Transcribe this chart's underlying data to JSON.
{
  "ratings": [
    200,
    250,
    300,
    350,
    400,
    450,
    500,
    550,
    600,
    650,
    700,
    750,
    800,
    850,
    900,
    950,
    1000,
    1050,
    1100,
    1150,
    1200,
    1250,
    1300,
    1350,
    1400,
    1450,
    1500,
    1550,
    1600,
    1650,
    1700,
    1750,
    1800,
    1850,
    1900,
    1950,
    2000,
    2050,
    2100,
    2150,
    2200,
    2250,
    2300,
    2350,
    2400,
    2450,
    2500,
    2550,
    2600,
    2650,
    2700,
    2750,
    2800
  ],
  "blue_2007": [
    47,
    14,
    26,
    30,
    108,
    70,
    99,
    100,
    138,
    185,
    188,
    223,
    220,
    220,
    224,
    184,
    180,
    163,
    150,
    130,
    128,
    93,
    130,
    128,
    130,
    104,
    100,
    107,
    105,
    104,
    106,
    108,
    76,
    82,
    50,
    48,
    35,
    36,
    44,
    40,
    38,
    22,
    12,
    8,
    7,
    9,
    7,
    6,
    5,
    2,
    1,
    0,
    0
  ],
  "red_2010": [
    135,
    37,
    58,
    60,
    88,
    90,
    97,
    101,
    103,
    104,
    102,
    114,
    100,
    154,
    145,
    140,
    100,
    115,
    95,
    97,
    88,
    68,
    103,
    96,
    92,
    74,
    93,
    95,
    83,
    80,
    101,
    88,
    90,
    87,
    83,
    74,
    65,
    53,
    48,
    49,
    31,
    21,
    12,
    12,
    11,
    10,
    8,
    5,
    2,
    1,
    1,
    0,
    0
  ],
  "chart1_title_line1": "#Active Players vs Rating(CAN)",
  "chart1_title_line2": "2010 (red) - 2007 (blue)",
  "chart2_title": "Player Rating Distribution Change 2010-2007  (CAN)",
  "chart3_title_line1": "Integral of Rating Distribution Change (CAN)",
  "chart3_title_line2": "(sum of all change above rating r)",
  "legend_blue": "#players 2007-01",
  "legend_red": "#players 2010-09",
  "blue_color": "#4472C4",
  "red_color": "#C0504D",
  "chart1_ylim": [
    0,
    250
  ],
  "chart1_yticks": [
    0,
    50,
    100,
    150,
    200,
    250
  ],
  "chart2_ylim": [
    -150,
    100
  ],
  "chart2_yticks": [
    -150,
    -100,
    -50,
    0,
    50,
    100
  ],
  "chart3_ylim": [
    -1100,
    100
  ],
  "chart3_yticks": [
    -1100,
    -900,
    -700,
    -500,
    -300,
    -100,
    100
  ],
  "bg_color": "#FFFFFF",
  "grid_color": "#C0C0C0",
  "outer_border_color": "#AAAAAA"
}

+--

### TO BE DONE
Repeat the listing in full, keeping every line exactly as it is.

### COMPLETED EXERCISE
Transcribe this chart's underlying data to JSON.
{
  "ratings": [
    200,
    250,
    300,
    350,
    400,
    450,
    500,
    550,
    600,
    650,
    700,
    750,
    800,
    850,
    900,
    950,
    1000,
    1050,
    1100,
    1150,
    1200,
    1250,
    1300,
    1350,
    1400,
    1450,
    1500,
    1550,
    1600,
    1650,
    1700,
    1750,
    1800,
    1850,
    1900,
    1950,
    2000,
    2050,
    2100,
    2150,
    2200,
    2250,
    2300,
    2350,
    2400,
    2450,
    2500,
    2550,
    2600,
    2650,
    2700,
    2750,
    2800
  ],
  "blue_2007": [
    47,
    14,
    26,
    30,
    108,
    70,
    99,
    100,
    138,
    185,
    188,
    223,
    220,
    220,
    224,
    184,
    180,
    163,
    150,
    130,
    128,
    93,
    130,
    128,
    130,
    104,
    100,
    107,
    105,
    104,
    106,
    108,
    76,
    82,
    50,
    48,
    35,
    36,
    44,
    40,
    38,
    22,
    12,
    8,
    7,
    9,
    7,
    6,
    5,
    2,
    1,
    0,
    0
  ],
  "red_2010": [
    135,
    37,
    58,
    60,
    88,
    90,
    97,
    101,
    103,
    104,
    102,
    114,
    100,
    154,
    145,
    140,
    100,
    115,
    95,
    97,
    88,
    68,
    103,
    96,
    92,
    74,
    93,
    95,
    83,
    80,
    101,
    88,
    90,
    87,
    83,
    74,
    65,
    53,
    48,
    49,
    31,
    21,
    12,
    12,
    11,
    10,
    8,
    5,
    2,
    1,
    1,
    0,
    0
  ],
  "chart1_title_line1": "#Active Players vs Rating(CAN)",
  "chart1_title_line2": "2010 (red) - 2007 (blue)",
  "chart2_title": "Player Rating Distribution Change 2010-2007  (CAN)",
  "chart3_title_line1": "Integral of Rating Distribution Change (CAN)",
  "chart3_title_line2": "(sum of all change above rating r)",
  "legend_blue": "#players 2007-01",
  "legend_red": "#players 2010-09",
  "blue_color": "#4472C4",
  "red_color": "#C0504D",
  "chart1_ylim": [
    0,
    250
  ],
  "chart1_yticks": [
    0,
    50,
    100,
    150,
    200,
    250
  ],
  "chart2_ylim": [
    -150,
    100
  ],
  "chart2_yticks": [
    -150,
    -100,
    -50,
    0,
    50,
    100
  ],
  "chart3_ylim": [
    -1100,
    100
  ],
  "chart3_yticks": [
    -1100,
    -900,
    -700,
    -500,
    -300,
    -100,
    100
  ],
  "bg_color": "#FFFFFF",
  "grid_color": "#C0C0C0",
  "outer_border_color": "#AAAAAA"
}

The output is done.